** PROBLEM DETAILS **
Select, from the data, each line where "series" occurs.

** DATA SECTION **
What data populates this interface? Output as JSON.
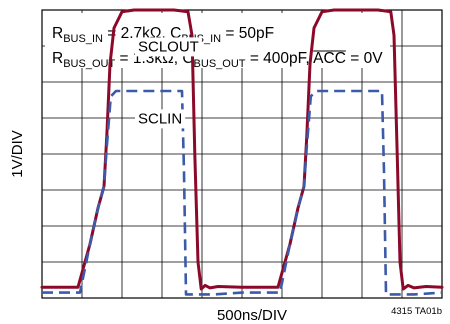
{
  "chart_data": {
    "type": "line",
    "xlabel": "500ns/DIV",
    "ylabel": "1V/DIV",
    "xlim": [
      0,
      10
    ],
    "ylim": [
      0,
      8
    ],
    "x_divisions": 10,
    "y_divisions": 8,
    "grid": true,
    "conditions": {
      "line1": {
        "r_main": "R",
        "r_sub": "BUS_IN",
        "r_val": " = 2.7kΩ, ",
        "c_main": "C",
        "c_sub": "BUS_IN",
        "c_val": " = 50pF"
      },
      "line2": {
        "r_main": "R",
        "r_sub": "BUS_OUT",
        "r_val": " = 1.3kΩ, ",
        "c_main": "C",
        "c_sub": "BUS_OUT",
        "c_val": " = 400pF, ",
        "acc": "ACC",
        "acc_val": " = 0V"
      }
    },
    "series": [
      {
        "name": "SCLOUT",
        "color": "#8b0a2a",
        "style": "solid",
        "x": [
          0.0,
          0.9,
          1.2,
          1.4,
          1.55,
          1.62,
          1.7,
          1.8,
          2.0,
          2.3,
          3.3,
          3.65,
          3.75,
          3.82,
          3.9,
          3.98,
          4.08,
          4.2,
          4.4,
          5.0,
          5.9,
          6.2,
          6.4,
          6.55,
          6.62,
          6.7,
          6.8,
          7.0,
          7.3,
          8.4,
          8.72,
          8.8,
          8.88,
          8.95,
          9.03,
          9.15,
          9.3,
          9.6,
          10.0
        ],
        "y": [
          0.3,
          0.3,
          1.5,
          2.5,
          3.1,
          4.5,
          6.5,
          7.5,
          7.95,
          8.0,
          8.0,
          7.95,
          7.3,
          4.0,
          1.0,
          0.25,
          0.35,
          0.28,
          0.32,
          0.3,
          0.3,
          1.5,
          2.5,
          3.1,
          4.5,
          6.5,
          7.5,
          7.95,
          8.0,
          8.0,
          7.95,
          7.3,
          4.0,
          1.0,
          0.25,
          0.35,
          0.28,
          0.32,
          0.3
        ]
      },
      {
        "name": "SCLIN",
        "color": "#3b5ba8",
        "style": "dashed",
        "x": [
          0.0,
          0.95,
          1.2,
          1.4,
          1.55,
          1.62,
          1.72,
          1.85,
          2.2,
          3.5,
          3.55,
          3.6,
          3.7,
          4.3,
          5.0,
          5.95,
          6.2,
          6.4,
          6.55,
          6.62,
          6.72,
          6.85,
          7.2,
          8.5,
          8.55,
          8.6,
          8.7,
          9.3,
          10.0
        ],
        "y": [
          0.15,
          0.15,
          1.5,
          2.5,
          3.1,
          4.2,
          5.6,
          5.75,
          5.75,
          5.75,
          3.5,
          0.1,
          0.1,
          0.1,
          0.15,
          0.15,
          1.5,
          2.5,
          3.1,
          4.2,
          5.6,
          5.75,
          5.75,
          5.75,
          3.5,
          0.1,
          0.1,
          0.1,
          0.15
        ]
      }
    ],
    "annotations": [
      {
        "text": "SCLOUT",
        "x": 2.4,
        "y": 6.85,
        "series": "SCLOUT"
      },
      {
        "text": "SCLIN",
        "x": 2.4,
        "y": 4.85,
        "series": "SCLIN"
      }
    ],
    "figure_tag": "4315 TA01b"
  }
}
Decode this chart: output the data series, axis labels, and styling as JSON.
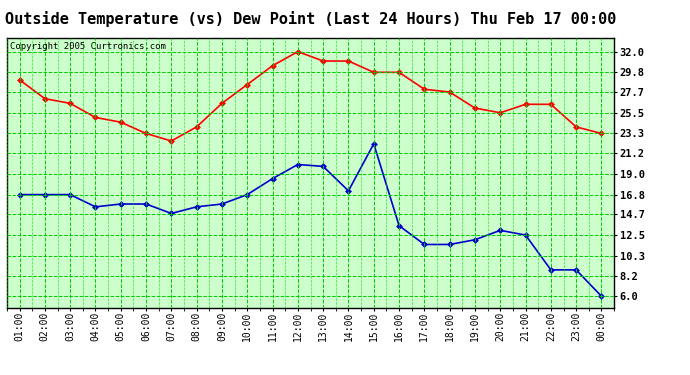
{
  "title": "Outside Temperature (vs) Dew Point (Last 24 Hours) Thu Feb 17 00:00",
  "copyright": "Copyright 2005 Curtronics.com",
  "x_labels": [
    "01:00",
    "02:00",
    "03:00",
    "04:00",
    "05:00",
    "06:00",
    "07:00",
    "08:00",
    "09:00",
    "10:00",
    "11:00",
    "12:00",
    "13:00",
    "14:00",
    "15:00",
    "16:00",
    "17:00",
    "18:00",
    "19:00",
    "20:00",
    "21:00",
    "22:00",
    "23:00",
    "00:00"
  ],
  "temp_values": [
    29.0,
    27.0,
    26.5,
    25.0,
    24.5,
    23.3,
    22.5,
    24.0,
    26.5,
    28.5,
    30.5,
    32.0,
    31.0,
    31.0,
    29.8,
    29.8,
    28.0,
    27.7,
    26.0,
    25.5,
    26.4,
    26.4,
    24.0,
    23.3
  ],
  "dew_values": [
    16.8,
    16.8,
    16.8,
    15.5,
    15.8,
    15.8,
    14.8,
    15.5,
    15.8,
    16.8,
    18.5,
    20.0,
    19.8,
    17.2,
    22.2,
    13.5,
    11.5,
    11.5,
    12.0,
    13.0,
    12.5,
    8.8,
    8.8,
    6.0
  ],
  "temp_color": "#FF0000",
  "dew_color": "#0000CC",
  "bg_color": "#CCFFCC",
  "grid_color": "#00CC00",
  "title_fontsize": 11,
  "yticks": [
    6.0,
    8.2,
    10.3,
    12.5,
    14.7,
    16.8,
    19.0,
    21.2,
    23.3,
    25.5,
    27.7,
    29.8,
    32.0
  ],
  "ylim_min": 4.8,
  "ylim_max": 33.5
}
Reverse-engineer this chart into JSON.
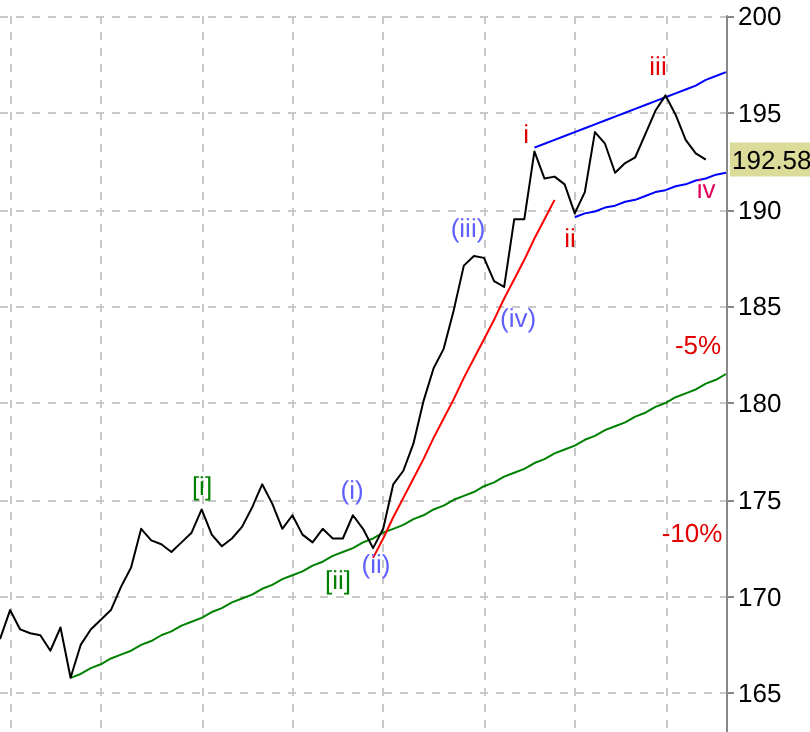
{
  "chart_data": {
    "type": "line",
    "categories": [
      null,
      null,
      null,
      null,
      null,
      null,
      null,
      null,
      null,
      null,
      null,
      null,
      null,
      null,
      null,
      null,
      null,
      null,
      null,
      null,
      null,
      null,
      null,
      null,
      null,
      null,
      null,
      null,
      null,
      null,
      null,
      null,
      null,
      null,
      null,
      null,
      null,
      null,
      null,
      null,
      null,
      null,
      null,
      null,
      null,
      null,
      null,
      null,
      null,
      null,
      null,
      null,
      null,
      null,
      null,
      null,
      null,
      null,
      null,
      null,
      null,
      null,
      null,
      null,
      null,
      null,
      null,
      null,
      null,
      null,
      null,
      null,
      null
    ],
    "ylim": [
      163,
      200
    ],
    "yticks": [
      165,
      170,
      175,
      180,
      185,
      190,
      195,
      200
    ],
    "tick_labels": "y",
    "grid": true,
    "line_style": "solid",
    "series": [
      {
        "color": "#000000",
        "values": [
          167.8,
          169.3,
          168.3,
          168.1,
          168.0,
          167.2,
          168.4,
          165.8,
          167.5,
          168.3,
          168.8,
          169.3,
          170.5,
          171.5,
          173.5,
          172.9,
          172.7,
          172.3,
          172.8,
          173.3,
          174.5,
          173.2,
          172.6,
          173.0,
          173.6,
          174.6,
          175.8,
          174.8,
          173.5,
          174.2,
          173.2,
          172.8,
          173.5,
          173.0,
          173.0,
          174.2,
          173.5,
          172.5,
          173.5,
          175.8,
          176.5,
          177.9,
          180.1,
          181.8,
          182.8,
          184.8,
          187.1,
          187.6,
          187.5,
          186.3,
          186.0,
          189.5,
          189.5,
          193.0,
          191.6,
          191.7,
          191.3,
          189.8,
          190.9,
          194.0,
          193.4,
          191.9,
          192.4,
          192.7,
          193.9,
          195.1,
          195.9,
          194.9,
          193.6,
          192.9,
          192.58,
          null,
          null
        ]
      },
      {
        "type": "line",
        "color": "#008000",
        "values": [
          null,
          null,
          null,
          null,
          null,
          null,
          null,
          165.8,
          166.0,
          166.3,
          166.5,
          166.8,
          167.0,
          167.2,
          167.5,
          167.7,
          168.0,
          168.2,
          168.5,
          168.7,
          168.9,
          169.2,
          169.4,
          169.7,
          169.9,
          170.1,
          170.4,
          170.6,
          170.9,
          171.1,
          171.3,
          171.6,
          171.8,
          172.1,
          172.3,
          172.5,
          172.8,
          173.0,
          173.3,
          173.5,
          173.7,
          174.0,
          174.2,
          174.5,
          174.7,
          175.0,
          175.2,
          175.4,
          175.7,
          175.9,
          176.2,
          176.4,
          176.6,
          176.9,
          177.1,
          177.4,
          177.6,
          177.8,
          178.1,
          178.3,
          178.6,
          178.8,
          179.0,
          179.3,
          179.5,
          179.8,
          180.0,
          180.3,
          180.5,
          180.7,
          181.0,
          181.2,
          181.5
        ]
      },
      {
        "type": "line",
        "color": "#ff0000",
        "values": [
          null,
          null,
          null,
          null,
          null,
          null,
          null,
          null,
          null,
          null,
          null,
          null,
          null,
          null,
          null,
          null,
          null,
          null,
          null,
          null,
          null,
          null,
          null,
          null,
          null,
          null,
          null,
          null,
          null,
          null,
          null,
          null,
          null,
          null,
          null,
          null,
          null,
          172.0,
          173.0,
          174.1,
          175.1,
          176.1,
          177.1,
          178.2,
          179.2,
          180.2,
          181.3,
          182.3,
          183.3,
          184.3,
          185.4,
          186.4,
          187.4,
          188.5,
          189.5,
          190.5,
          null,
          null,
          null,
          null,
          null,
          null,
          null,
          null,
          null,
          null,
          null,
          null,
          null,
          null,
          null,
          null,
          null
        ]
      },
      {
        "type": "line",
        "color": "#0000ff",
        "values": [
          null,
          null,
          null,
          null,
          null,
          null,
          null,
          null,
          null,
          null,
          null,
          null,
          null,
          null,
          null,
          null,
          null,
          null,
          null,
          null,
          null,
          null,
          null,
          null,
          null,
          null,
          null,
          null,
          null,
          null,
          null,
          null,
          null,
          null,
          null,
          null,
          null,
          null,
          null,
          null,
          null,
          null,
          null,
          null,
          null,
          null,
          null,
          null,
          null,
          null,
          null,
          null,
          null,
          193.2,
          193.4,
          193.6,
          193.8,
          194.0,
          194.2,
          194.4,
          194.6,
          194.8,
          195.0,
          195.2,
          195.4,
          195.6,
          195.8,
          196.0,
          196.2,
          196.4,
          196.7,
          196.9,
          197.1
        ]
      },
      {
        "type": "line",
        "color": "#0000ff",
        "values": [
          null,
          null,
          null,
          null,
          null,
          null,
          null,
          null,
          null,
          null,
          null,
          null,
          null,
          null,
          null,
          null,
          null,
          null,
          null,
          null,
          null,
          null,
          null,
          null,
          null,
          null,
          null,
          null,
          null,
          null,
          null,
          null,
          null,
          null,
          null,
          null,
          null,
          null,
          null,
          null,
          null,
          null,
          null,
          null,
          null,
          null,
          null,
          null,
          null,
          null,
          null,
          null,
          null,
          null,
          null,
          null,
          null,
          189.6,
          189.8,
          189.9,
          190.1,
          190.2,
          190.4,
          190.5,
          190.7,
          190.9,
          191.0,
          191.2,
          191.3,
          191.5,
          191.6,
          191.8,
          191.9
        ]
      }
    ],
    "annotations": [
      "[i]",
      "[ii]",
      "(i)",
      "(ii)",
      "(iii)",
      "(iv)",
      "i",
      "ii",
      "iii",
      "iv",
      "-5%",
      "-10%",
      "192.58"
    ]
  }
}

** FINISHED ANSWER **
    "series": [
        "series": "SCLOUT"
        "series": "SCLIN"
Decode this chart: output the data series, axis labels, and styling as JSON.
    "series": [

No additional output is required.